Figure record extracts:
###
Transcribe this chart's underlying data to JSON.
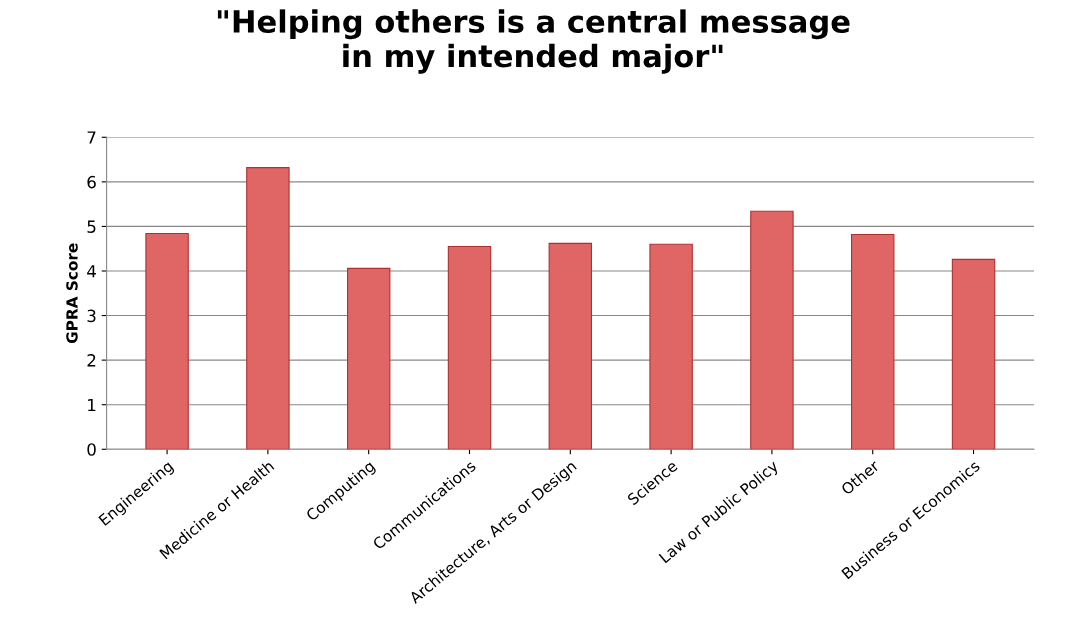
{
  "chart_data": {
    "type": "bar",
    "title": "\"Helping others is a central message\nin my intended major\"",
    "ylabel": "GPRA Score",
    "categories": [
      "Engineering",
      "Medicine or Health",
      "Computing",
      "Communications",
      "Architecture, Arts or Design",
      "Science",
      "Law or Public Policy",
      "Other",
      "Business or Economics"
    ],
    "values": [
      4.84,
      6.32,
      4.06,
      4.55,
      4.62,
      4.6,
      5.34,
      4.82,
      4.26
    ],
    "color": "#e06666",
    "ylim": [
      0,
      7
    ],
    "yticks": [
      0,
      1,
      2,
      3,
      4,
      5,
      6,
      7
    ],
    "grid": "y",
    "legend": false
  }
}
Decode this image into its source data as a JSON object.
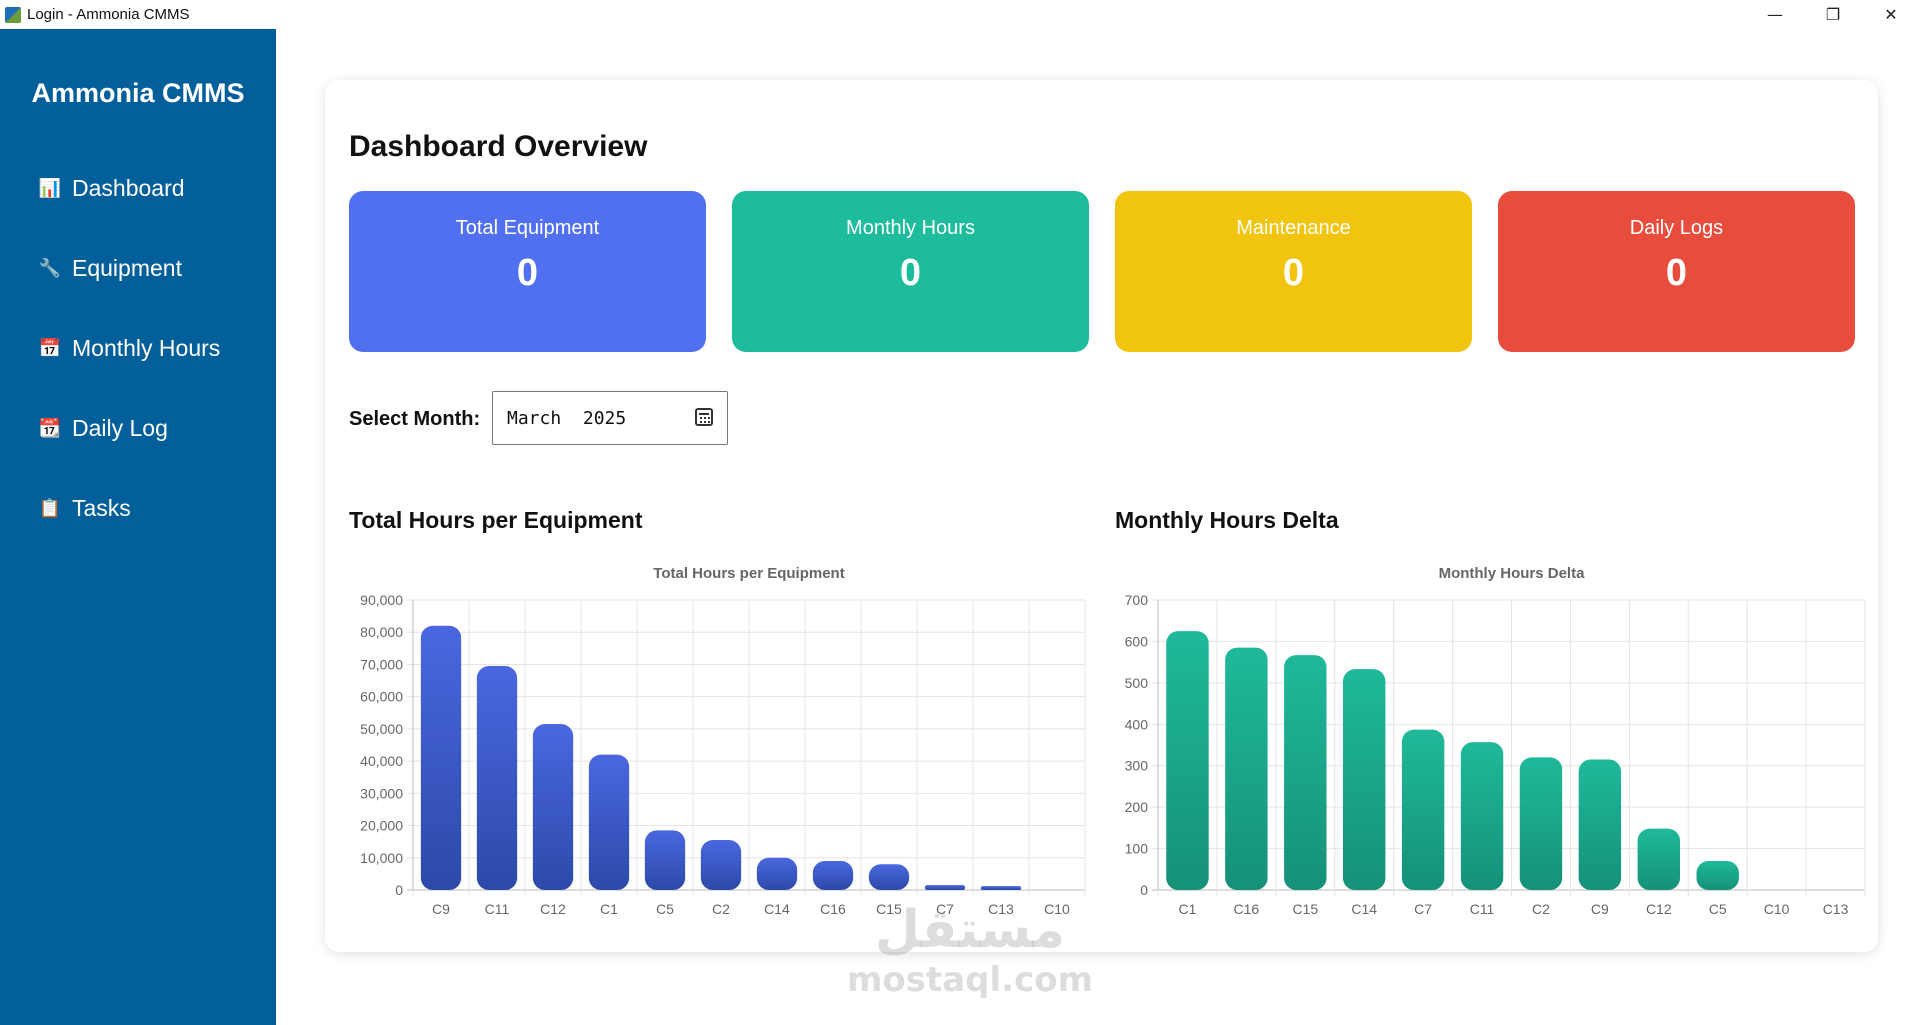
{
  "window": {
    "title": "Login - Ammonia CMMS",
    "controls": {
      "minimize": "—",
      "restore": "❐",
      "close": "✕"
    }
  },
  "sidebar": {
    "brand": "Ammonia CMMS",
    "items": [
      {
        "label": "Dashboard",
        "icon": "bar-chart-icon",
        "glyph": "📊"
      },
      {
        "label": "Equipment",
        "icon": "wrench-icon",
        "glyph": "🔧"
      },
      {
        "label": "Monthly Hours",
        "icon": "calendar-icon",
        "glyph": "📅"
      },
      {
        "label": "Daily Log",
        "icon": "tear-off-calendar-icon",
        "glyph": "📆"
      },
      {
        "label": "Tasks",
        "icon": "clipboard-icon",
        "glyph": "📋"
      }
    ]
  },
  "main": {
    "title": "Dashboard Overview",
    "stats": [
      {
        "label": "Total Equipment",
        "value": "0",
        "color": "#5170f0"
      },
      {
        "label": "Monthly Hours",
        "value": "0",
        "color": "#1dbc9c"
      },
      {
        "label": "Maintenance",
        "value": "0",
        "color": "#f1c40f"
      },
      {
        "label": "Daily Logs",
        "value": "0",
        "color": "#e74c3c"
      }
    ],
    "month_picker": {
      "label": "Select Month:",
      "value": "March  2025"
    },
    "sections": {
      "left": "Total Hours per Equipment",
      "right": "Monthly Hours Delta"
    }
  },
  "watermark": {
    "arabic": "مستقل",
    "latin": "mostaql.com"
  },
  "chart_data": [
    {
      "type": "bar",
      "title": "Total Hours per Equipment",
      "categories": [
        "C9",
        "C11",
        "C12",
        "C1",
        "C5",
        "C2",
        "C14",
        "C16",
        "C15",
        "C7",
        "C13",
        "C10"
      ],
      "values": [
        82000,
        69500,
        51500,
        42000,
        18500,
        15500,
        10000,
        9000,
        8000,
        1500,
        1200,
        0
      ],
      "ylim": [
        0,
        90000
      ],
      "yticks": [
        0,
        10000,
        20000,
        30000,
        40000,
        50000,
        60000,
        70000,
        80000,
        90000
      ],
      "ytick_labels": [
        "0",
        "10,000",
        "20,000",
        "30,000",
        "40,000",
        "50,000",
        "60,000",
        "70,000",
        "80,000",
        "90,000"
      ],
      "color_top": "#4a67e0",
      "color_bottom": "#2c4aa8",
      "grid": true
    },
    {
      "type": "bar",
      "title": "Monthly Hours Delta",
      "categories": [
        "C1",
        "C16",
        "C15",
        "C14",
        "C7",
        "C11",
        "C2",
        "C9",
        "C12",
        "C5",
        "C10",
        "C13"
      ],
      "values": [
        625,
        585,
        567,
        533,
        387,
        357,
        320,
        315,
        148,
        70,
        0,
        0
      ],
      "ylim": [
        0,
        700
      ],
      "yticks": [
        0,
        100,
        200,
        300,
        400,
        500,
        600,
        700
      ],
      "ytick_labels": [
        "0",
        "100",
        "200",
        "300",
        "400",
        "500",
        "600",
        "700"
      ],
      "color_top": "#1fb99a",
      "color_bottom": "#159178",
      "grid": true
    }
  ]
}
###
PROBLEM: Check each line above for the word "Dashboard", and copy the lines where it appears.

ANSWER TO THE PROBLEM:
        "label": "Dashboard",
    "title": "Dashboard Overview",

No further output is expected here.